- Task prompt: Using the records provided below, locate and copy each line that contains the word "this".

Data listing:
** START **

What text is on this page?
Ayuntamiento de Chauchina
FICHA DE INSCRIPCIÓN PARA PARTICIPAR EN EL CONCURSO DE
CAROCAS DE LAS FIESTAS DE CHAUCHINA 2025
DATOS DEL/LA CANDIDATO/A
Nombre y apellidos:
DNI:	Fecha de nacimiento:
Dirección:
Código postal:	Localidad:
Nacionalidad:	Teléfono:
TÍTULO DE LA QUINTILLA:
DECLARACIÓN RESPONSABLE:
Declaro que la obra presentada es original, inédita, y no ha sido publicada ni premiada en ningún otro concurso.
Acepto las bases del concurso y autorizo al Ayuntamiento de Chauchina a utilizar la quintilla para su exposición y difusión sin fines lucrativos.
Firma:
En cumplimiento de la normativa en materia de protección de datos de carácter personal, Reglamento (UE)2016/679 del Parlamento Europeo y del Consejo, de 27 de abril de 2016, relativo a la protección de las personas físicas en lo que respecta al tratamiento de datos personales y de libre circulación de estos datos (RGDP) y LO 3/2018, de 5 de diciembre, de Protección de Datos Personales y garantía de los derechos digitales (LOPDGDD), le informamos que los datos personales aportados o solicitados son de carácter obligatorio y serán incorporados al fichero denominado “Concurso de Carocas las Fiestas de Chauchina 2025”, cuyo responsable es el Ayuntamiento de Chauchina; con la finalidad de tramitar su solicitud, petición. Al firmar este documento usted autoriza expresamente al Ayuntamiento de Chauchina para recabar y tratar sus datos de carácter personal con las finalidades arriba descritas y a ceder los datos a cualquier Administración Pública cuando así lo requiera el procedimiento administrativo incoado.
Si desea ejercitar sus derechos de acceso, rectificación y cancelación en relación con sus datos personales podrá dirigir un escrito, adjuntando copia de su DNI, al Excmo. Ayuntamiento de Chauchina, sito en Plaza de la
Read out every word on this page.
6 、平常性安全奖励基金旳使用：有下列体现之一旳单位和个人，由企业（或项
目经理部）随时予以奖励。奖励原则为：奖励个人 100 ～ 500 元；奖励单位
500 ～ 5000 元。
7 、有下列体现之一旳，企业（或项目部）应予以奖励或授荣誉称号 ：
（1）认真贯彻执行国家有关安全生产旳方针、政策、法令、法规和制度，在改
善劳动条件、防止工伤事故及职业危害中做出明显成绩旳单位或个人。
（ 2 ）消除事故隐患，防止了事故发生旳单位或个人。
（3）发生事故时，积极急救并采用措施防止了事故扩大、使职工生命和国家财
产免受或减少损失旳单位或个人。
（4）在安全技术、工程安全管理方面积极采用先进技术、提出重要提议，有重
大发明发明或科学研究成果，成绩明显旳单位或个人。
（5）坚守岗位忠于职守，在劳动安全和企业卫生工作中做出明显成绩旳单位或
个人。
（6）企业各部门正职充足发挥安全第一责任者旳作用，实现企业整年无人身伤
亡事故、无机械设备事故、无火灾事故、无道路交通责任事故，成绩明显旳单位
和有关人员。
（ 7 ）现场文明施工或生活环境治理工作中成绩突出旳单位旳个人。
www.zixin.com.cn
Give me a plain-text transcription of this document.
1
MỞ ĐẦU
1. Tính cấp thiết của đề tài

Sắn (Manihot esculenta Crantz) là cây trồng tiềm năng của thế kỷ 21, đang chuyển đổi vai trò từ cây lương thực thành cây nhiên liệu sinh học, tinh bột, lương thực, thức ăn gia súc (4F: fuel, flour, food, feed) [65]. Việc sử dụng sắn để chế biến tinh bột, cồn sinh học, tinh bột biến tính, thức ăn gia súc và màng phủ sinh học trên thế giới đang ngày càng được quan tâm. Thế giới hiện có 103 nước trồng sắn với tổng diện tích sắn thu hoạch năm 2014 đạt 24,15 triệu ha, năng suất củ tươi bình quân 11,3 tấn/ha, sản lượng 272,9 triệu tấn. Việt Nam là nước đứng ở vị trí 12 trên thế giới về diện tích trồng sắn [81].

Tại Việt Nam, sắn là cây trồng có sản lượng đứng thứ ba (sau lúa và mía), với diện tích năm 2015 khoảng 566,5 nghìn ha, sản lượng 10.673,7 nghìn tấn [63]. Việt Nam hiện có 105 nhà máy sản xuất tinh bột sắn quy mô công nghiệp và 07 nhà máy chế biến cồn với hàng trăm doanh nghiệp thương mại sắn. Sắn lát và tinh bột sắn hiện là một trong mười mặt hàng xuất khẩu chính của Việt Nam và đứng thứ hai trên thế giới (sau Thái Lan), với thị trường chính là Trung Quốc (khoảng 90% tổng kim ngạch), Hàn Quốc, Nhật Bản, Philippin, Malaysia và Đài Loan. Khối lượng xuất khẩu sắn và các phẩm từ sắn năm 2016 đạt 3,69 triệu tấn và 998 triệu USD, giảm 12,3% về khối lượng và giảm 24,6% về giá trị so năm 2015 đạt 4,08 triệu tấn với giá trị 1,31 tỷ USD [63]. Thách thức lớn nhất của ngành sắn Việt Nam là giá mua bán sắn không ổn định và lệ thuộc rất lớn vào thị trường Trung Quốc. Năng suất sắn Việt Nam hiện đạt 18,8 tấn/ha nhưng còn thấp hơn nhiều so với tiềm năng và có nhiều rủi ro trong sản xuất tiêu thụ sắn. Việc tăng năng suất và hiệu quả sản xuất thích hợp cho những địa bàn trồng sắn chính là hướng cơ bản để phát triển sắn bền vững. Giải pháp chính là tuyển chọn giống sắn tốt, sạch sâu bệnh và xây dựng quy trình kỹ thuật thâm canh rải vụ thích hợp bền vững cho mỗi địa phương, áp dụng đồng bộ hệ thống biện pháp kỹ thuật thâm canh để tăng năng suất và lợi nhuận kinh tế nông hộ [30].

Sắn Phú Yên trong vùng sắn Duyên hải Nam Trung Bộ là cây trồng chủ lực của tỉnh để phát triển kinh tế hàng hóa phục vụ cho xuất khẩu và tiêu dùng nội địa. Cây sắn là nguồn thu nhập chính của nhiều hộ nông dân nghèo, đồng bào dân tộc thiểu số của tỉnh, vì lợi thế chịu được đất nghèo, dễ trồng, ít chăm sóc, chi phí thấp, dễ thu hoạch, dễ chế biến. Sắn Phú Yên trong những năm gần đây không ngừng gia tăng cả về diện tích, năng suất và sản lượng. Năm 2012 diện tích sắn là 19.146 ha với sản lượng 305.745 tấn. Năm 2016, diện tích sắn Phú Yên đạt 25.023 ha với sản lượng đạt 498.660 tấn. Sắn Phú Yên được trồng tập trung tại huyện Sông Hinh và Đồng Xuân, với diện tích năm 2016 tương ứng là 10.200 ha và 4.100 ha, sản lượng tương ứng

** END **

- Solved problem:
What text is on this page?
Read out every word on this page.
Give me a plain-text transcription of this document.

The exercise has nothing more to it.